Figure contents as structured data →

####################

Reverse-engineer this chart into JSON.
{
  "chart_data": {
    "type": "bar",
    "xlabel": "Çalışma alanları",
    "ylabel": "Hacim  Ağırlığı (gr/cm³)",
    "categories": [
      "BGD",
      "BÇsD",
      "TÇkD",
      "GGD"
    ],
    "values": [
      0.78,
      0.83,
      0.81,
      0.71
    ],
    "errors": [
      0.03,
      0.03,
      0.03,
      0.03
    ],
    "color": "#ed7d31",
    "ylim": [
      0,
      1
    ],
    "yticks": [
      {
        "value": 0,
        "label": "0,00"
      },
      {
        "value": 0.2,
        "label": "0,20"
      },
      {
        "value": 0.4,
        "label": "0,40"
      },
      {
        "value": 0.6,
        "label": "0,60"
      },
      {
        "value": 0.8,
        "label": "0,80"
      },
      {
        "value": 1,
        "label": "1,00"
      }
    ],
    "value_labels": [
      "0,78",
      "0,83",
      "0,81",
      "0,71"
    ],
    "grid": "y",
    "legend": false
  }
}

####################

What is needed → Repeat all entries. Match them exactly.

Finished exercise →
Reverse-engineer this chart into JSON.
{
  "chart_data": {
    "type": "bar",
    "xlabel": "Çalışma alanları",
    "ylabel": "Hacim  Ağırlığı (gr/cm³)",
    "categories": [
      "BGD",
      "BÇsD",
      "TÇkD",
      "GGD"
    ],
    "values": [
      0.78,
      0.83,
      0.81,
      0.71
    ],
    "errors": [
      0.03,
      0.03,
      0.03,
      0.03
    ],
    "color": "#ed7d31",
    "ylim": [
      0,
      1
    ],
    "yticks": [
      {
        "value": 0,
        "label": "0,00"
      },
      {
        "value": 0.2,
        "label": "0,20"
      },
      {
        "value": 0.4,
        "label": "0,40"
      },
      {
        "value": 0.6,
        "label": "0,60"
      },
      {
        "value": 0.8,
        "label": "0,80"
      },
      {
        "value": 1,
        "label": "1,00"
      }
    ],
    "value_labels": [
      "0,78",
      "0,83",
      "0,81",
      "0,71"
    ],
    "grid": "y",
    "legend": false
  }
}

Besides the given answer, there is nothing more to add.